### Stated exercise 1
Answer these questions using the passage on prisoners standing mute:
(a) Which statute allows the court to order a plea of not guilty to be entered?
(b) Who may make up the jury that tries whether the prisoner is mute of malice or by the visitation of God?
(c) Who is described as mute by the visitation of God?

### Text shown
Prisoner standing mute.]-If the prisoner, when called upon, stands mute of malice, or will not answer directly, the court may order the proper officer to enter a plea of not guilty; 7 & 8 G. 4, c. 28, s. 2: see ante, p. 179. At common law the consequences of standing obstinately muta in cases of felony, were forfeiture of goods, and peine forte et dure; Hale's Sum. 227; and by 12 G. 3, c. 20, judgment as on a plea of guilty. See R. v. Steel, 1 Leach, 451. Where the defendant stands mute it would seem that the court cannot determine whether in fact he is mute of malice or by the visitation of God, R. v. Israel, 2 Cox, 263: R. v. Schleter, 10 Cox, 409; but must direct a jury to be forthwith impanelled and sworn, to try whether the prisoner be mute of malice or ex visitatione Dei, and such jury may consist of any twelve men who may happen to be present. Counsel may call witnesses for the defendant on the trial of the issue and may address the jury. R. v. Roberts, Carr. C. L. 57. The form of the oath to the jury in such a case may be as follows:-" You shall well and truly try whether A. B., the prisoner at the bar, who stands charged with felony, is mute of malice or by the visitation of God, and a true verdict give according See Cro. Circ. Comp. 542 (9th ed.). to the evidence; so help you God."

A person is mute by the visitation of God who is deaf and dumb; R. v. Jones, 1 Leach, 102: R. v. Pritchard, 7 C. & P. 303; or so deaf that he cannot hear the indictment when read. R. v. Halton, Ry. & M. 78: and see 1 Russ. Cr. (6th ed.), 119. The fact of being mute of visitation of God is no bar to an arraignment or trial if the mute is sane and intelligence can be conveyed to him by signs or symbols. But before proceeding with the trial it is necessary to ascertain whether he can plead to the indictment or understand the proceedings. R. v. Jones, ubi supra.

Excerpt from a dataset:
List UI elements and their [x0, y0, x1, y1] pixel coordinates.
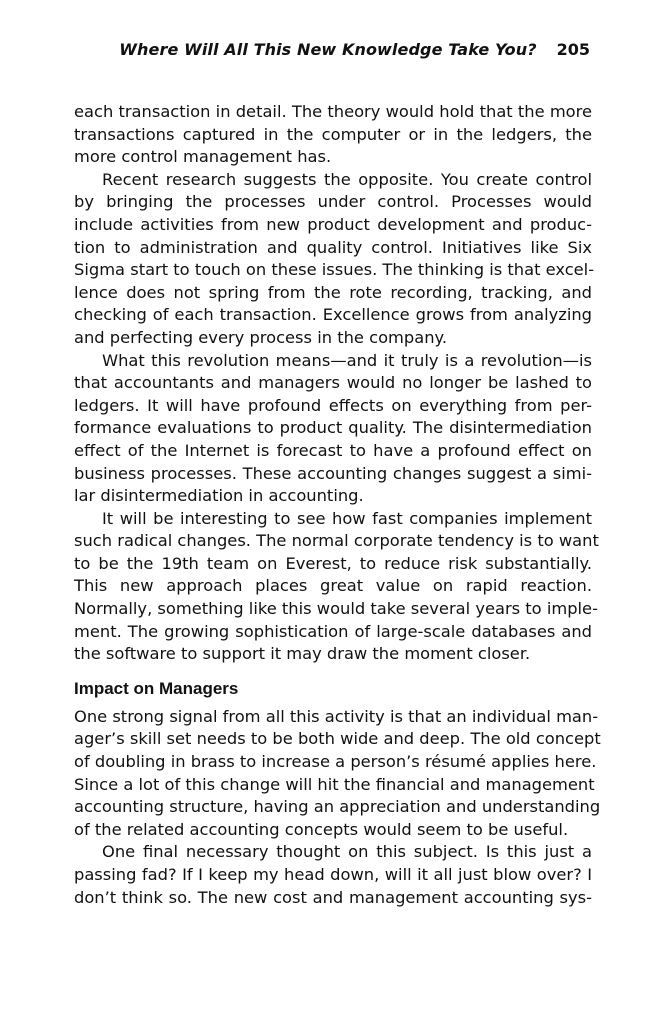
text-line: checking of each transaction. Excellence grows from analyzing: [74, 305, 592, 325]
text-line: It will be interesting to see how fast companies implement: [102, 508, 592, 528]
text-line: business processes. These accounting changes suggest a simi-: [74, 463, 592, 483]
text-line: tion to administration and quality control. Initiatives like Six: [74, 237, 592, 257]
text-line: include activities from new product development and produc-: [74, 214, 592, 234]
page-number: 205: [556, 40, 590, 59]
text-line: such radical changes. The normal corporate tendency is to want: [74, 531, 599, 551]
text-line: each transaction in detail. The theory would hold that the more: [74, 102, 592, 121]
text-line: ment. The growing sophistication of large-scale databases and: [74, 621, 592, 641]
text-line: ager’s skill set needs to be both wide and deep. The old concept: [74, 729, 601, 749]
text-line: Recent research suggests the opposite. You create control: [102, 169, 592, 189]
text-line: accounting structure, having an appreciation and understanding: [74, 797, 601, 817]
text-line: Sigma start to touch on these issues. The thinking is that excel-: [74, 260, 595, 280]
text-line: don’t think so. The new cost and management accounting sys-: [74, 887, 592, 907]
text-line: the software to support it may draw the moment closer.: [74, 644, 531, 664]
paragraph: [74, 508, 599, 666]
text-line: One final necessary thought on this subject. Is this just a: [102, 842, 592, 862]
text-line: to be the 19th team on Everest, to reduce risk substantially.: [74, 553, 592, 573]
text-line: This new approach places great value on rapid reaction.: [74, 576, 592, 596]
paragraph: [74, 169, 595, 350]
section-heading: Impact on Managers: [74, 678, 239, 698]
paragraph: [74, 101, 592, 169]
body-text: [74, 101, 601, 909]
chapter-title: Where Will All This New Knowledge Take You?: [119, 40, 537, 59]
text-line: transactions captured in the computer or in the ledgers, the: [74, 124, 592, 144]
paragraph: [74, 841, 592, 909]
text-line: more control management has.: [74, 147, 332, 167]
text-line: One strong signal from all this activity is that an individual man-: [74, 706, 599, 726]
paragraph: [74, 706, 601, 842]
running-header: [119, 40, 590, 59]
text-line: formance evaluations to product quality. The disintermediation: [74, 418, 592, 438]
text-line: Normally, something like this would take several years to imple-: [74, 599, 598, 619]
text-line: of doubling in brass to increase a person’s résumé applies here.: [74, 752, 597, 772]
text-line: by bringing the processes under control. Processes would: [74, 192, 592, 212]
text-line: effect of the Internet is forecast to have a profound effect on: [74, 440, 592, 460]
text-line: that accountants and managers would no longer be lashed to: [74, 373, 592, 393]
text-line: passing fad? If I keep my head down, will it all just blow over? I: [74, 865, 592, 884]
text-line: Since a lot of this change will hit the financial and management: [74, 774, 595, 794]
paragraph: [74, 350, 592, 508]
text-line: lar disintermediation in accounting.: [74, 486, 364, 506]
text-line: and perfecting every process in the company.: [74, 327, 448, 347]
text-line: What this revolution means—and it truly is a revolution—is: [102, 350, 592, 370]
text-line: ledgers. It will have profound effects on everything from per-: [74, 395, 592, 415]
text-line: lence does not spring from the rote recording, tracking, and: [74, 282, 592, 302]
text-line: of the related accounting concepts would seem to be useful.: [74, 819, 569, 839]
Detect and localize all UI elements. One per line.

### Stated exercise 2
In the records, copy out the lines that start with the line containing "text-line: checking of" and continue through the line containing "text-line: such radical".

### Correct response 1
(a) 7 & 8 G. 4, c. 28, s. 2.
(b) Any twelve men who may happen to be present.
(c) A person who is deaf and dumb, or so deaf that he cannot hear the indictment when read.

### Correct response 2
text-line: checking of each transaction. Excellence grows from analyzing: [74, 305, 592, 325]
text-line: It will be interesting to see how fast companies implement: [102, 508, 592, 528]
text-line: business processes. These accounting changes suggest a simi-: [74, 463, 592, 483]
text-line: tion to administration and quality control. Initiatives like Six: [74, 237, 592, 257]
text-line: include activities from new product development and produc-: [74, 214, 592, 234]
page-number: 205: [556, 40, 590, 59]
text-line: such radical changes. The normal corporate tendency is to want: [74, 531, 599, 551]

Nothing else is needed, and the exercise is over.